(Entries):
_ _ _
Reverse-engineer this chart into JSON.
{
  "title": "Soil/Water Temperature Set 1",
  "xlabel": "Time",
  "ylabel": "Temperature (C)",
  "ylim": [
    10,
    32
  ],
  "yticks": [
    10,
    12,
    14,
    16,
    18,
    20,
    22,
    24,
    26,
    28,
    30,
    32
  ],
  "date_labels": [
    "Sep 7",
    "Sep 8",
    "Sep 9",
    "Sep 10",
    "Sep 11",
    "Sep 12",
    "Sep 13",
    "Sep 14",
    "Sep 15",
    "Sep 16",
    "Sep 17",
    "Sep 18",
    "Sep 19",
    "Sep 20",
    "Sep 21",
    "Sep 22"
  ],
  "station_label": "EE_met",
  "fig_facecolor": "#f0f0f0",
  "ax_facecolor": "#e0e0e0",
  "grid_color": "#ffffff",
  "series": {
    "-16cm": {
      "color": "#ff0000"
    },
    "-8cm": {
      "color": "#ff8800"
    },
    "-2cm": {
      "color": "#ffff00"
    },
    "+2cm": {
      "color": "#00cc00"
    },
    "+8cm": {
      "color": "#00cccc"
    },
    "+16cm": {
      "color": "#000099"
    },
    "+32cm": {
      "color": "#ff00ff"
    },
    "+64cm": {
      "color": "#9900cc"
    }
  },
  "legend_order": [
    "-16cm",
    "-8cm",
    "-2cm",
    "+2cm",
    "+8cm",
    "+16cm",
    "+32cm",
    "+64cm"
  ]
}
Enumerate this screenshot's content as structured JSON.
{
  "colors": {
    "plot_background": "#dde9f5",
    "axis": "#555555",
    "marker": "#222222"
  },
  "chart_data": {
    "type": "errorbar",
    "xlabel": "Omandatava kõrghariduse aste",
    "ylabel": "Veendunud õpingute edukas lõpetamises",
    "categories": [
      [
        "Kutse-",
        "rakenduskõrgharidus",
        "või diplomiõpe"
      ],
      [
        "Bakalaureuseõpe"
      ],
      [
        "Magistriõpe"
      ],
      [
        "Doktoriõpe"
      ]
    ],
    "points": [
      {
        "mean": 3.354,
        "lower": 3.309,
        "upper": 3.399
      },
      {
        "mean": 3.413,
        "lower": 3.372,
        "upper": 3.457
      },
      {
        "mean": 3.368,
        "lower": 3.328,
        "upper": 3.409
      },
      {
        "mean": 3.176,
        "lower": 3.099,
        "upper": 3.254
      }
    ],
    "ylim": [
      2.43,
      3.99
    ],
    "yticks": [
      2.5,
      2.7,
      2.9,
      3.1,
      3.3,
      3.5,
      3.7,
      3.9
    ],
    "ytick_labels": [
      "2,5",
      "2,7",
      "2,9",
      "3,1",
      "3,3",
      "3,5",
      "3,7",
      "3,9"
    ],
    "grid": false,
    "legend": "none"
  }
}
_ _ _
(What the task asks): Write out the whole listing exactly.

(Problem solution):
Reverse-engineer this chart into JSON.
{
  "title": "Soil/Water Temperature Set 1",
  "xlabel": "Time",
  "ylabel": "Temperature (C)",
  "ylim": [
    10,
    32
  ],
  "yticks": [
    10,
    12,
    14,
    16,
    18,
    20,
    22,
    24,
    26,
    28,
    30,
    32
  ],
  "date_labels": [
    "Sep 7",
    "Sep 8",
    "Sep 9",
    "Sep 10",
    "Sep 11",
    "Sep 12",
    "Sep 13",
    "Sep 14",
    "Sep 15",
    "Sep 16",
    "Sep 17",
    "Sep 18",
    "Sep 19",
    "Sep 20",
    "Sep 21",
    "Sep 22"
  ],
  "station_label": "EE_met",
  "fig_facecolor": "#f0f0f0",
  "ax_facecolor": "#e0e0e0",
  "grid_color": "#ffffff",
  "series": {
    "-16cm": {
      "color": "#ff0000"
    },
    "-8cm": {
      "color": "#ff8800"
    },
    "-2cm": {
      "color": "#ffff00"
    },
    "+2cm": {
      "color": "#00cc00"
    },
    "+8cm": {
      "color": "#00cccc"
    },
    "+16cm": {
      "color": "#000099"
    },
    "+32cm": {
      "color": "#ff00ff"
    },
    "+64cm": {
      "color": "#9900cc"
    }
  },
  "legend_order": [
    "-16cm",
    "-8cm",
    "-2cm",
    "+2cm",
    "+8cm",
    "+16cm",
    "+32cm",
    "+64cm"
  ]
}
Enumerate this screenshot's content as structured JSON.
{
  "colors": {
    "plot_background": "#dde9f5",
    "axis": "#555555",
    "marker": "#222222"
  },
  "chart_data": {
    "type": "errorbar",
    "xlabel": "Omandatava kõrghariduse aste",
    "ylabel": "Veendunud õpingute edukas lõpetamises",
    "categories": [
      [
        "Kutse-",
        "rakenduskõrgharidus",
        "või diplomiõpe"
      ],
      [
        "Bakalaureuseõpe"
      ],
      [
        "Magistriõpe"
      ],
      [
        "Doktoriõpe"
      ]
    ],
    "points": [
      {
        "mean": 3.354,
        "lower": 3.309,
        "upper": 3.399
      },
      {
        "mean": 3.413,
        "lower": 3.372,
        "upper": 3.457
      },
      {
        "mean": 3.368,
        "lower": 3.328,
        "upper": 3.409
      },
      {
        "mean": 3.176,
        "lower": 3.099,
        "upper": 3.254
      }
    ],
    "ylim": [
      2.43,
      3.99
    ],
    "yticks": [
      2.5,
      2.7,
      2.9,
      3.1,
      3.3,
      3.5,
      3.7,
      3.9
    ],
    "ytick_labels": [
      "2,5",
      "2,7",
      "2,9",
      "3,1",
      "3,3",
      "3,5",
      "3,7",
      "3,9"
    ],
    "grid": false,
    "legend": "none"
  }
}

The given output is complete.